» **DATA SECTION**
-----
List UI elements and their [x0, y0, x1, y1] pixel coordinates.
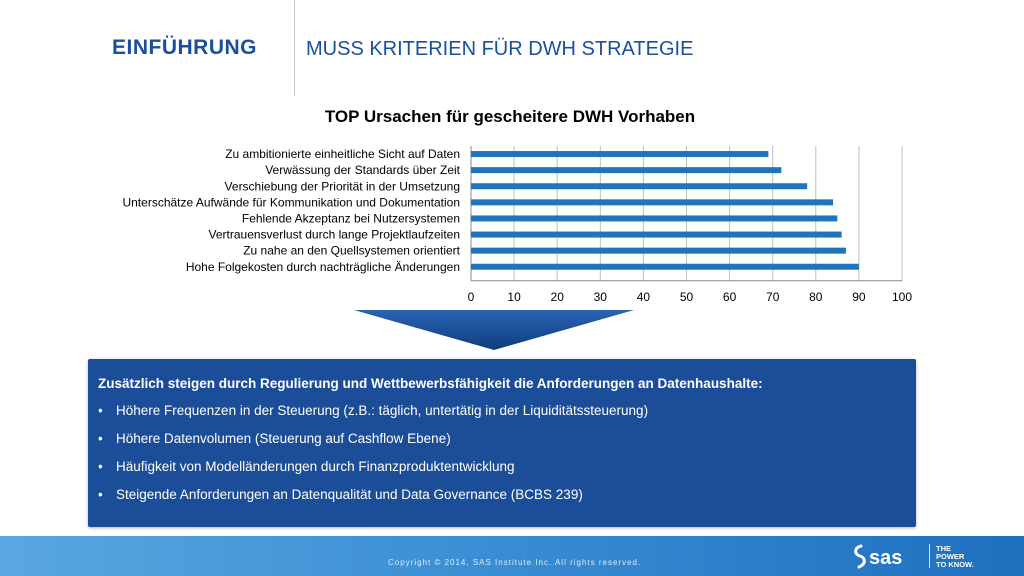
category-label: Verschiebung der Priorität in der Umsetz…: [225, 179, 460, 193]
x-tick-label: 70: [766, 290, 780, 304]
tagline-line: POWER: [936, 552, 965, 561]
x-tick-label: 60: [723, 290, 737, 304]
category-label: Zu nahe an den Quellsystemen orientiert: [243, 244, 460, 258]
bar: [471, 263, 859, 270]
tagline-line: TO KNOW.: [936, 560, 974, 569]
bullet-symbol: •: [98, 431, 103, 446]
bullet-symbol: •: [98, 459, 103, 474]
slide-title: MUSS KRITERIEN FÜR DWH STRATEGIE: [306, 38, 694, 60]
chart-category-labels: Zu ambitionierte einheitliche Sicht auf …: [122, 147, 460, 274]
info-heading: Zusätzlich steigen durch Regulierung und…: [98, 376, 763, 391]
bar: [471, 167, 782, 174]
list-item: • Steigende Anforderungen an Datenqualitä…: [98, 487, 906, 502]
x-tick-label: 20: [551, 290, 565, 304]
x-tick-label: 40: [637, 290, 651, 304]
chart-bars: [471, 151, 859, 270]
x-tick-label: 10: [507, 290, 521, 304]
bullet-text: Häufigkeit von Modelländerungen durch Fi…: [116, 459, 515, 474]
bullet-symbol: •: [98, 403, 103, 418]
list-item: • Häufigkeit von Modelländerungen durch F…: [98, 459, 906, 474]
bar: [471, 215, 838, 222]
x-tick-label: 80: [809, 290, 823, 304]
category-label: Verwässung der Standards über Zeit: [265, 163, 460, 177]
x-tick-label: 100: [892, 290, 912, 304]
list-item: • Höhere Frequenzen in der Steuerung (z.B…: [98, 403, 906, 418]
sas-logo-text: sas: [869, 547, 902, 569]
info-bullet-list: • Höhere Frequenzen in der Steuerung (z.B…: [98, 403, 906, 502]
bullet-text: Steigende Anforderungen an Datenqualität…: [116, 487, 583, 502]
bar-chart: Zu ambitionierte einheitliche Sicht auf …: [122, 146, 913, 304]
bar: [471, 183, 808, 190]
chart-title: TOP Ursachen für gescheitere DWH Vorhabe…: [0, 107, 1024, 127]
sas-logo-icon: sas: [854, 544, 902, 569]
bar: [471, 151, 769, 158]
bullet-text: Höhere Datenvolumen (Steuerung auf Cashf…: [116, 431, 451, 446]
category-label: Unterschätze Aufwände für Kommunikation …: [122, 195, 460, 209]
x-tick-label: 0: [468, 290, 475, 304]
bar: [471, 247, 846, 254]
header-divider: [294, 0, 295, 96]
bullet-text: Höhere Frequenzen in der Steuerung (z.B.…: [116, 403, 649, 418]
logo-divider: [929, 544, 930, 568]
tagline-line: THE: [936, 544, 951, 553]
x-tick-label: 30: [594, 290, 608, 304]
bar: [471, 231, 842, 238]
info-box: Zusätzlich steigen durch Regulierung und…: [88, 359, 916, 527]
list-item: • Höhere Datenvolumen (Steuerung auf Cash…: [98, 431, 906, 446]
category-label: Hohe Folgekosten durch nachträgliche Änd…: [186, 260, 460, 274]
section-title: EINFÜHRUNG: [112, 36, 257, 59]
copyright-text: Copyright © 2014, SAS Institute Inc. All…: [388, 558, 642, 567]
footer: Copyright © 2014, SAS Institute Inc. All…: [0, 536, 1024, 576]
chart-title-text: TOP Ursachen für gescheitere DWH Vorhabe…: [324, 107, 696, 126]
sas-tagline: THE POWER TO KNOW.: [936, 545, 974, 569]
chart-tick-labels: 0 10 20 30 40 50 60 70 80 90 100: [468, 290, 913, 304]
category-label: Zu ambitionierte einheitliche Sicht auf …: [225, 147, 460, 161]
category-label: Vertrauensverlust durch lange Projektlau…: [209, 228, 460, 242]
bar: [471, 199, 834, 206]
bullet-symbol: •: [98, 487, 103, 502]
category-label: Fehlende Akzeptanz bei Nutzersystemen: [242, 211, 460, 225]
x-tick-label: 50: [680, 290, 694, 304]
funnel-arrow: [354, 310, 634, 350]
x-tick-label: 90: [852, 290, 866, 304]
-----
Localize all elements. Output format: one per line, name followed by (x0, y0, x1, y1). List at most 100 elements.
-----
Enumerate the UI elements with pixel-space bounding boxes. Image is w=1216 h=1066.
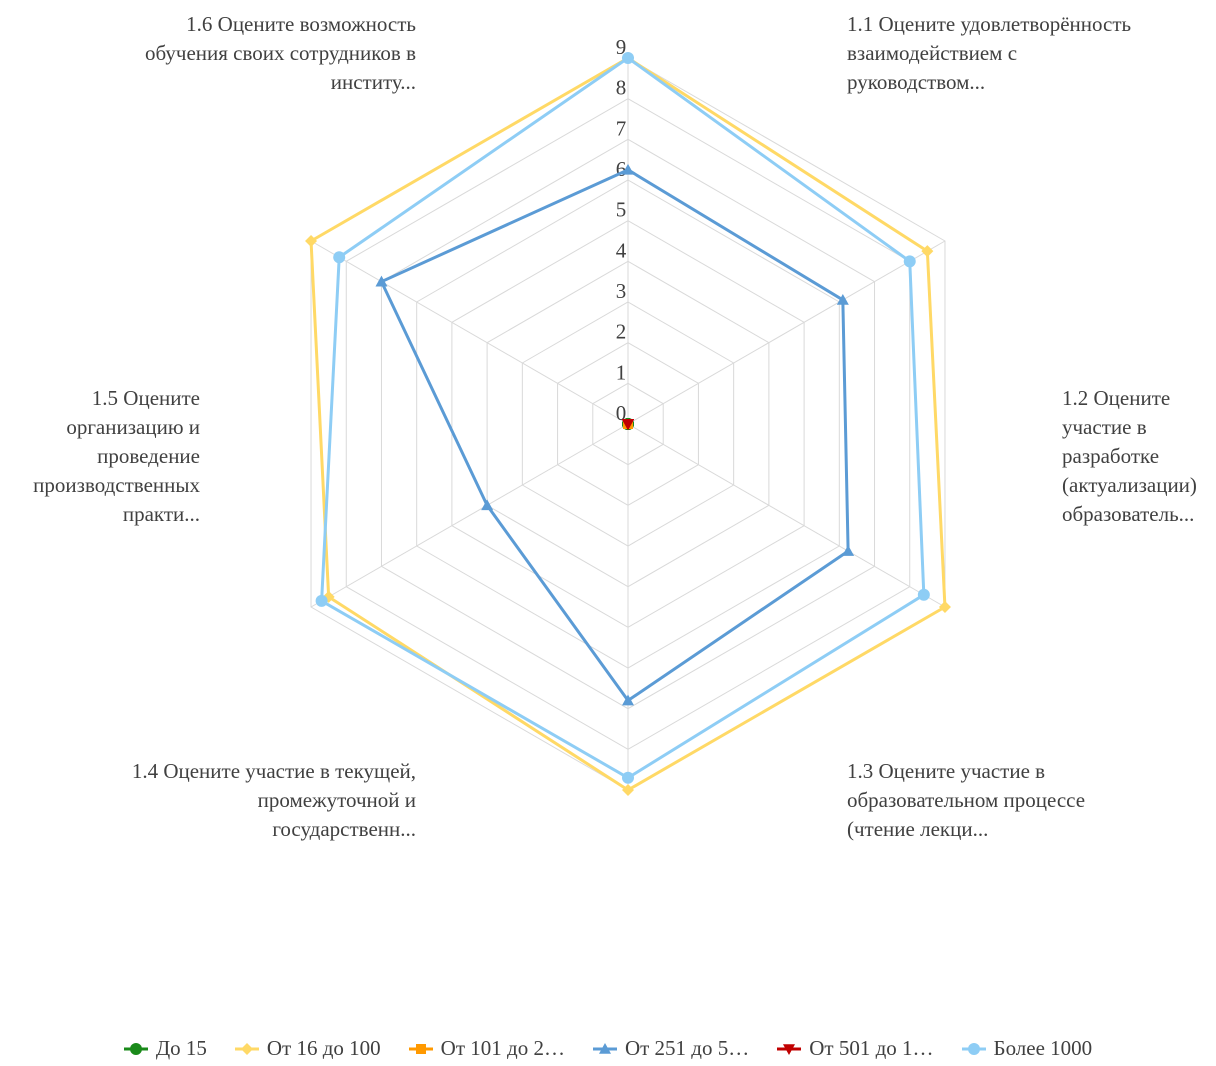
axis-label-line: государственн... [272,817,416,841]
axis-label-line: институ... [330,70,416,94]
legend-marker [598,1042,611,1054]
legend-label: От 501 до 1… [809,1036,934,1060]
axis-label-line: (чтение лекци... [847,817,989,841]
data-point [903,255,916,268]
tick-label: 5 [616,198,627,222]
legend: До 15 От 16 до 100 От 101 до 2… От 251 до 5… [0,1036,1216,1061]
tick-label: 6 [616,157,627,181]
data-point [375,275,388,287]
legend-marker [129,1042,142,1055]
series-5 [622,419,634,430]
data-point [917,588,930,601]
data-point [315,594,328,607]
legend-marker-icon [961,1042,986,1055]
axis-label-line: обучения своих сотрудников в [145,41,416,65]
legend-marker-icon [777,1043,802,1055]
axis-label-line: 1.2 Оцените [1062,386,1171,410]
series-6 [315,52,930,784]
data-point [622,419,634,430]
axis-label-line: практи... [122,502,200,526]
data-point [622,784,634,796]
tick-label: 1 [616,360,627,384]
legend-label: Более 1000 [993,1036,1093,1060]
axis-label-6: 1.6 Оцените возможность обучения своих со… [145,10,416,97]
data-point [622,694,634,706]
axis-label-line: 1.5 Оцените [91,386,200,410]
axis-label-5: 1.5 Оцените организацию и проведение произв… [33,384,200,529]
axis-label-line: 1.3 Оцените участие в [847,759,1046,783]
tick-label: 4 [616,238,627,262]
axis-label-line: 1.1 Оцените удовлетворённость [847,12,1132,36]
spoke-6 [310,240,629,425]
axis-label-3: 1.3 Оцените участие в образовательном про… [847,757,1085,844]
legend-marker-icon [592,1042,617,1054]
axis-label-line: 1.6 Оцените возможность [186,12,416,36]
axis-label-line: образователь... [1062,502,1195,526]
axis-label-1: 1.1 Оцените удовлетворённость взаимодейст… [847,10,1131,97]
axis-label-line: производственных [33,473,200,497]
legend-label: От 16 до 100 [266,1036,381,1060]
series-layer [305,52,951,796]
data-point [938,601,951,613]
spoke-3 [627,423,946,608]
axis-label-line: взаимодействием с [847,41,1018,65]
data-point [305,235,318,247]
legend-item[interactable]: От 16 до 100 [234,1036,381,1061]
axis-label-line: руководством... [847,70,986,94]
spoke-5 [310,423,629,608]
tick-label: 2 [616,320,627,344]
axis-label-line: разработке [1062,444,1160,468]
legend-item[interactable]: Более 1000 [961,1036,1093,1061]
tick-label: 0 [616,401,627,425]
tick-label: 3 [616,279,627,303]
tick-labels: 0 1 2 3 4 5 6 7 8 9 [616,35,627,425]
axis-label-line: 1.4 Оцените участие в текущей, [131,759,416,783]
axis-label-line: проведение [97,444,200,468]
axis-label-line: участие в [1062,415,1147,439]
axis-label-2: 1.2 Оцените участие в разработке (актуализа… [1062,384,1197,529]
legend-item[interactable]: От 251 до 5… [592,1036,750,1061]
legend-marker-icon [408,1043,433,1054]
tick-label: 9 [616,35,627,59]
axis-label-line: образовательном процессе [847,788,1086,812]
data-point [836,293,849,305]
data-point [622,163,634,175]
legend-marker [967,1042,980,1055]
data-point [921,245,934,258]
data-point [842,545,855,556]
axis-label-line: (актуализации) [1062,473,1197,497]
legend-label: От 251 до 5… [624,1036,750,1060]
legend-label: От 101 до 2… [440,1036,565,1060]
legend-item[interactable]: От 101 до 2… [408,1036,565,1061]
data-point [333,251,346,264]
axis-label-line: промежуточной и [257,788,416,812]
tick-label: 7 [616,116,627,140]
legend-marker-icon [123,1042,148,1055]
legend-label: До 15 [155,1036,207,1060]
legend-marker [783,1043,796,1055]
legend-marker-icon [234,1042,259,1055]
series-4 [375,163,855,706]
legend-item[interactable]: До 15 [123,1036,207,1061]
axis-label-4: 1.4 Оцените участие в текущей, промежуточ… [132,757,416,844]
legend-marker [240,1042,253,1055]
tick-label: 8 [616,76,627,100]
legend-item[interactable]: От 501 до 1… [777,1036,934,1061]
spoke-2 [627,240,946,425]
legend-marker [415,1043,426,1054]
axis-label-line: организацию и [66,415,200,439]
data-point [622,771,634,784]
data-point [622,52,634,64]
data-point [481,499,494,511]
-----
» **WHAT TO DO**
Rewrite the part of the listing that opens with the line containing "List UI elements" and closes with the line containing "bar: [471, 151, 769, 158]", changing every "x-tick-label" to "x-axis-tick" and keeping everything else the same. Leave the pictures out of your answer.

» **SOLVED PROBLEM**
List UI elements and their [x0, y0, x1, y1] pixel coordinates.
category-label: Verschiebung der Priorität in der Umsetz…: [225, 179, 460, 193]
x-axis-tick: 70: [766, 290, 780, 304]
tagline-line: POWER: [936, 552, 965, 561]
x-axis-tick: 60: [723, 290, 737, 304]
category-label: Zu nahe an den Quellsystemen orientiert: [243, 244, 460, 258]
bar: [471, 263, 859, 270]
tagline-line: TO KNOW.: [936, 560, 974, 569]
bullet-symbol: •: [98, 431, 103, 446]
bullet-symbol: •: [98, 459, 103, 474]
slide-title: MUSS KRITERIEN FÜR DWH STRATEGIE: [306, 38, 694, 60]
chart-category-labels: Zu ambitionierte einheitliche Sicht auf …: [122, 147, 460, 274]
info-heading: Zusätzlich steigen durch Regulierung und…: [98, 376, 763, 391]
bar: [471, 167, 782, 174]
list-item: • Steigende Anforderungen an Datenqualitä…: [98, 487, 906, 502]
x-axis-tick: 20: [551, 290, 565, 304]
x-axis-tick: 40: [637, 290, 651, 304]
chart-bars: [471, 151, 859, 270]
x-axis-tick: 10: [507, 290, 521, 304]
bullet-text: Häufigkeit von Modelländerungen durch Fi…: [116, 459, 515, 474]
bullet-symbol: •: [98, 403, 103, 418]
list-item: • Häufigkeit von Modelländerungen durch F…: [98, 459, 906, 474]
bar: [471, 215, 838, 222]
x-axis-tick: 80: [809, 290, 823, 304]
category-label: Verwässung der Standards über Zeit: [265, 163, 460, 177]
x-axis-tick: 100: [892, 290, 912, 304]
list-item: • Höhere Frequenzen in der Steuerung (z.B…: [98, 403, 906, 418]
sas-logo-text: sas: [869, 547, 902, 569]
info-bullet-list: • Höhere Frequenzen in der Steuerung (z.B…: [98, 403, 906, 502]
bullet-text: Steigende Anforderungen an Datenqualität…: [116, 487, 583, 502]
bar-chart: Zu ambitionierte einheitliche Sicht auf …: [122, 146, 913, 304]
bar: [471, 183, 808, 190]
chart-title: TOP Ursachen für gescheitere DWH Vorhabe…: [0, 107, 1024, 127]
sas-logo-icon: sas: [854, 544, 902, 569]
bar: [471, 151, 769, 158]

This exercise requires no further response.